» What this task involves
Retype every entry word for word.

(Collected data)
--- --- ---

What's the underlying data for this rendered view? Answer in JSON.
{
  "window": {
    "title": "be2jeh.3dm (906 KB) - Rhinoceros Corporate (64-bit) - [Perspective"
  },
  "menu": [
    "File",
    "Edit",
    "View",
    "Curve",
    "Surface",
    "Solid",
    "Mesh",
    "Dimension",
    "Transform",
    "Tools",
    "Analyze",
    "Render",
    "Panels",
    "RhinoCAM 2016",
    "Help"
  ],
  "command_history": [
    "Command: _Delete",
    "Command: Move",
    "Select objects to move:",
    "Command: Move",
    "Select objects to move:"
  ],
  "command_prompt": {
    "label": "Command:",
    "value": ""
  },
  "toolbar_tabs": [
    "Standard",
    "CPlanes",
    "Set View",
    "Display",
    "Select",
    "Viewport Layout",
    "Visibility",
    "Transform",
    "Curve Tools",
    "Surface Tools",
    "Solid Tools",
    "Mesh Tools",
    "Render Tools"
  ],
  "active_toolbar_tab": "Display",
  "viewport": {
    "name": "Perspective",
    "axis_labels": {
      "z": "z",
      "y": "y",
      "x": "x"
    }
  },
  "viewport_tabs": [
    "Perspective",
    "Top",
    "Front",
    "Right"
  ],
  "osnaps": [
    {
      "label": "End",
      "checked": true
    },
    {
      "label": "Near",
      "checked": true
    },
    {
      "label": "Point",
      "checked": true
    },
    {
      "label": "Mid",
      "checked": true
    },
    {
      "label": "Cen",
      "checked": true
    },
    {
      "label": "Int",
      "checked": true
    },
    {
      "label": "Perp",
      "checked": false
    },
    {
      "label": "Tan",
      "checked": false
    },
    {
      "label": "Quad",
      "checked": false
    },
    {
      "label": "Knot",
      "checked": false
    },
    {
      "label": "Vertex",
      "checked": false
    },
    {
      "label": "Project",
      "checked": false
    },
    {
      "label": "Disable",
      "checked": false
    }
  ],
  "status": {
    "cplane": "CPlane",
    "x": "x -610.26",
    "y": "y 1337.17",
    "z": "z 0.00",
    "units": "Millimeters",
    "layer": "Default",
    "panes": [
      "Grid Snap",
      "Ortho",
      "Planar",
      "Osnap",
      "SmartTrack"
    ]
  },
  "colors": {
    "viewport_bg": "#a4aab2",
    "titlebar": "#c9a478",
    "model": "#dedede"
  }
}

--- --- ---

» Response to this exercise
What's the underlying data for this rendered view? Answer in JSON.
{
  "window": {
    "title": "be2jeh.3dm (906 KB) - Rhinoceros Corporate (64-bit) - [Perspective"
  },
  "menu": [
    "File",
    "Edit",
    "View",
    "Curve",
    "Surface",
    "Solid",
    "Mesh",
    "Dimension",
    "Transform",
    "Tools",
    "Analyze",
    "Render",
    "Panels",
    "RhinoCAM 2016",
    "Help"
  ],
  "command_history": [
    "Command: _Delete",
    "Command: Move",
    "Select objects to move:",
    "Command: Move",
    "Select objects to move:"
  ],
  "command_prompt": {
    "label": "Command:",
    "value": ""
  },
  "toolbar_tabs": [
    "Standard",
    "CPlanes",
    "Set View",
    "Display",
    "Select",
    "Viewport Layout",
    "Visibility",
    "Transform",
    "Curve Tools",
    "Surface Tools",
    "Solid Tools",
    "Mesh Tools",
    "Render Tools"
  ],
  "active_toolbar_tab": "Display",
  "viewport": {
    "name": "Perspective",
    "axis_labels": {
      "z": "z",
      "y": "y",
      "x": "x"
    }
  },
  "viewport_tabs": [
    "Perspective",
    "Top",
    "Front",
    "Right"
  ],
  "osnaps": [
    {
      "label": "End",
      "checked": true
    },
    {
      "label": "Near",
      "checked": true
    },
    {
      "label": "Point",
      "checked": true
    },
    {
      "label": "Mid",
      "checked": true
    },
    {
      "label": "Cen",
      "checked": true
    },
    {
      "label": "Int",
      "checked": true
    },
    {
      "label": "Perp",
      "checked": false
    },
    {
      "label": "Tan",
      "checked": false
    },
    {
      "label": "Quad",
      "checked": false
    },
    {
      "label": "Knot",
      "checked": false
    },
    {
      "label": "Vertex",
      "checked": false
    },
    {
      "label": "Project",
      "checked": false
    },
    {
      "label": "Disable",
      "checked": false
    }
  ],
  "status": {
    "cplane": "CPlane",
    "x": "x -610.26",
    "y": "y 1337.17",
    "z": "z 0.00",
    "units": "Millimeters",
    "layer": "Default",
    "panes": [
      "Grid Snap",
      "Ortho",
      "Planar",
      "Osnap",
      "SmartTrack"
    ]
  },
  "colors": {
    "viewport_bg": "#a4aab2",
    "titlebar": "#c9a478",
    "model": "#dedede"
  }
}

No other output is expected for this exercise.